▸ Given instruction
Every line of the data that contains the string "text" must be copied.

▸ Excerpted data

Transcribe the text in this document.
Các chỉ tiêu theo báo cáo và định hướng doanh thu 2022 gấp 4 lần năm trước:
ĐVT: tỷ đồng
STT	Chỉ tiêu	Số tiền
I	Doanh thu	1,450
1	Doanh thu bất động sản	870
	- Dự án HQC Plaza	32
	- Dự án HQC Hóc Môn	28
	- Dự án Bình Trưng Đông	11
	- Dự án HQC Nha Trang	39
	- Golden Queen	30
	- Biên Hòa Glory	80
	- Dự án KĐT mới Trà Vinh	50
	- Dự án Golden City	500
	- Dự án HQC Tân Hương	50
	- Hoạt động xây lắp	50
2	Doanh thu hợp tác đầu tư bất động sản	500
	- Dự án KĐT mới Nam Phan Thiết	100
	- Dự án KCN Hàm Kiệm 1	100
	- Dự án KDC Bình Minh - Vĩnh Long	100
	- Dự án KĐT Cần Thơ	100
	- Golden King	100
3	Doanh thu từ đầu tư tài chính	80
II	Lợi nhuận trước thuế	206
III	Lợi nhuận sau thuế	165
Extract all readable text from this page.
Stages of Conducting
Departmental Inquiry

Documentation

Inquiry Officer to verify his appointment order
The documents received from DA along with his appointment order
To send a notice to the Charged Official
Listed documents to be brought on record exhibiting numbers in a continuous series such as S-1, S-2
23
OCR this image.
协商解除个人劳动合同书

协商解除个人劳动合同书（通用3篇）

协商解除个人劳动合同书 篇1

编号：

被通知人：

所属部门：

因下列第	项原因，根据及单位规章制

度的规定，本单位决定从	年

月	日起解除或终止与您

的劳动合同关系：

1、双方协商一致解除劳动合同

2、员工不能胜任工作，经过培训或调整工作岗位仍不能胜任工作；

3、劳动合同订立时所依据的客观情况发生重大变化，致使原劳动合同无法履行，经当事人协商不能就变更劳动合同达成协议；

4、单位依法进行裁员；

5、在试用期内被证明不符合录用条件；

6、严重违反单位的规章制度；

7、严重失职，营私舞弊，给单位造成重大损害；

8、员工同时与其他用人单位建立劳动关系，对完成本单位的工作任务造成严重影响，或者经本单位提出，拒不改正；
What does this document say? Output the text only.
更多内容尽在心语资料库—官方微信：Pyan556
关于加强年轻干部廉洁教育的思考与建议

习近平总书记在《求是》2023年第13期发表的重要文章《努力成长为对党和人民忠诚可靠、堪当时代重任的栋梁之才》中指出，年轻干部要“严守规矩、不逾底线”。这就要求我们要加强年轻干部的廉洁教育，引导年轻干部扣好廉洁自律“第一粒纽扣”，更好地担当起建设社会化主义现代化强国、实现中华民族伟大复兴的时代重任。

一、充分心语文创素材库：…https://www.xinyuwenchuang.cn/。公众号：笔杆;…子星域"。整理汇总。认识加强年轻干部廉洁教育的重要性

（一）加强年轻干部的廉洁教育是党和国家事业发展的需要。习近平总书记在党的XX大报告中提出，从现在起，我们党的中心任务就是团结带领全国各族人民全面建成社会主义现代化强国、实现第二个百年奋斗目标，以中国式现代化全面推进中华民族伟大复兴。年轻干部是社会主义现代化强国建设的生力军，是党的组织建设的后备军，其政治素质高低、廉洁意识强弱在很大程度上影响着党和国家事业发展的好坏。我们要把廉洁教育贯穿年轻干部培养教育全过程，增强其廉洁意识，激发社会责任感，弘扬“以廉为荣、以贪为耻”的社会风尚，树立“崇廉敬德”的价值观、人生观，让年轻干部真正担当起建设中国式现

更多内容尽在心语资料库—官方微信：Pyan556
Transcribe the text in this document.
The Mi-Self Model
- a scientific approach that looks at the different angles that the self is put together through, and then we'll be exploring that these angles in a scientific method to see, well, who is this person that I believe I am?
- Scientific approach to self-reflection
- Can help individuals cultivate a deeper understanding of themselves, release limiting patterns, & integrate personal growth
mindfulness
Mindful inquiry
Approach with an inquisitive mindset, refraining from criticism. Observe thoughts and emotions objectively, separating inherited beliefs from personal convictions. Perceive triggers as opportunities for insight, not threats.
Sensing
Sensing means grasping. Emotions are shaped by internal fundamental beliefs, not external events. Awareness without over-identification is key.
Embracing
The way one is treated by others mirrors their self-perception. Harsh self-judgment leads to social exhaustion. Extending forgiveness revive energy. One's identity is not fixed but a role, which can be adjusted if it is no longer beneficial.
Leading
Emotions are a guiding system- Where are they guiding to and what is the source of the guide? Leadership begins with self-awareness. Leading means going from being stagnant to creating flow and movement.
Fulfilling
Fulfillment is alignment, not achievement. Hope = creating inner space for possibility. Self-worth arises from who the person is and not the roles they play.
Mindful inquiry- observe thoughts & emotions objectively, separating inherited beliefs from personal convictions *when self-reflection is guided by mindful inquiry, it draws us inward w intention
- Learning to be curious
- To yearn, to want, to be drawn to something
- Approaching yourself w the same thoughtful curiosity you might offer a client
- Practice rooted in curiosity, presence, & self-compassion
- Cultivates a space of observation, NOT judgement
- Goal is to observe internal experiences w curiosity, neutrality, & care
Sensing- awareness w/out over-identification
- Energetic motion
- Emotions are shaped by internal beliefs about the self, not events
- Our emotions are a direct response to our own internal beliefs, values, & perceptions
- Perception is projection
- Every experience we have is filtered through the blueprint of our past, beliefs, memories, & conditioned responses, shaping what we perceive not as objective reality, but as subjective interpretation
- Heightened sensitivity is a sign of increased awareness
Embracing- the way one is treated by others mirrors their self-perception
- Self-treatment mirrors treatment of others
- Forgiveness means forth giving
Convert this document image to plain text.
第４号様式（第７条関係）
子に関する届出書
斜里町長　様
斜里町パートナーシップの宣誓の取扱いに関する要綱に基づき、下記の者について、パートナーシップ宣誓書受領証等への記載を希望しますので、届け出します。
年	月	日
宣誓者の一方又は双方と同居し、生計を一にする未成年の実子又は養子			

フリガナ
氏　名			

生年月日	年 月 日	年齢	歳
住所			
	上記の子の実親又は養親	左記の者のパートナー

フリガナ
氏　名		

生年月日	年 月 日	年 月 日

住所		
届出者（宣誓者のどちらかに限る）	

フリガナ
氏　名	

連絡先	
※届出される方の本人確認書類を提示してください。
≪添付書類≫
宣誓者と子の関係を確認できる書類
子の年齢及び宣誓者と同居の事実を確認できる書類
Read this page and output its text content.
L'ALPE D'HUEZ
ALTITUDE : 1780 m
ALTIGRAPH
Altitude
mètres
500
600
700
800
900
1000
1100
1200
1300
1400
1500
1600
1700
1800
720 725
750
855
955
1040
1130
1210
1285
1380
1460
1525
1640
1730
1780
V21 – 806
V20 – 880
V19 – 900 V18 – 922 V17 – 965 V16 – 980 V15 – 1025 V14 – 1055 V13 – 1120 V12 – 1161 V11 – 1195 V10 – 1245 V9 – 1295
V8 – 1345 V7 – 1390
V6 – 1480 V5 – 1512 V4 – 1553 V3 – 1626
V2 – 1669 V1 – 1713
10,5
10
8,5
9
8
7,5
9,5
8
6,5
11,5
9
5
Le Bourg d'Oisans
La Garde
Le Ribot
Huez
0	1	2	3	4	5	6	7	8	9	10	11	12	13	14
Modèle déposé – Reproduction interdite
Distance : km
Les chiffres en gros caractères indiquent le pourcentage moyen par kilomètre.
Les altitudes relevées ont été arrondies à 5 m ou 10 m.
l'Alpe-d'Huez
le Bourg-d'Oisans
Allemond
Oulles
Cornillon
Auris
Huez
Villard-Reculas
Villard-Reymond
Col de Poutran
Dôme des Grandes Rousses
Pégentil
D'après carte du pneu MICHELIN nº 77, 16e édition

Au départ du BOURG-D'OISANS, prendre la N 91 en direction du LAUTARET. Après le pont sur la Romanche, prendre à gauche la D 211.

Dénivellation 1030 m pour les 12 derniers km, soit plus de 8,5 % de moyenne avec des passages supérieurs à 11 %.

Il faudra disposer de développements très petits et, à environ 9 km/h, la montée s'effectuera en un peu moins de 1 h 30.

▸ Completed exercise
Transcribe the text in this document.
Extract all readable text from this page.
What does this document say? Output the text only.
Transcribe the text in this document.
Convert this document image to plain text.
Read this page and output its text content.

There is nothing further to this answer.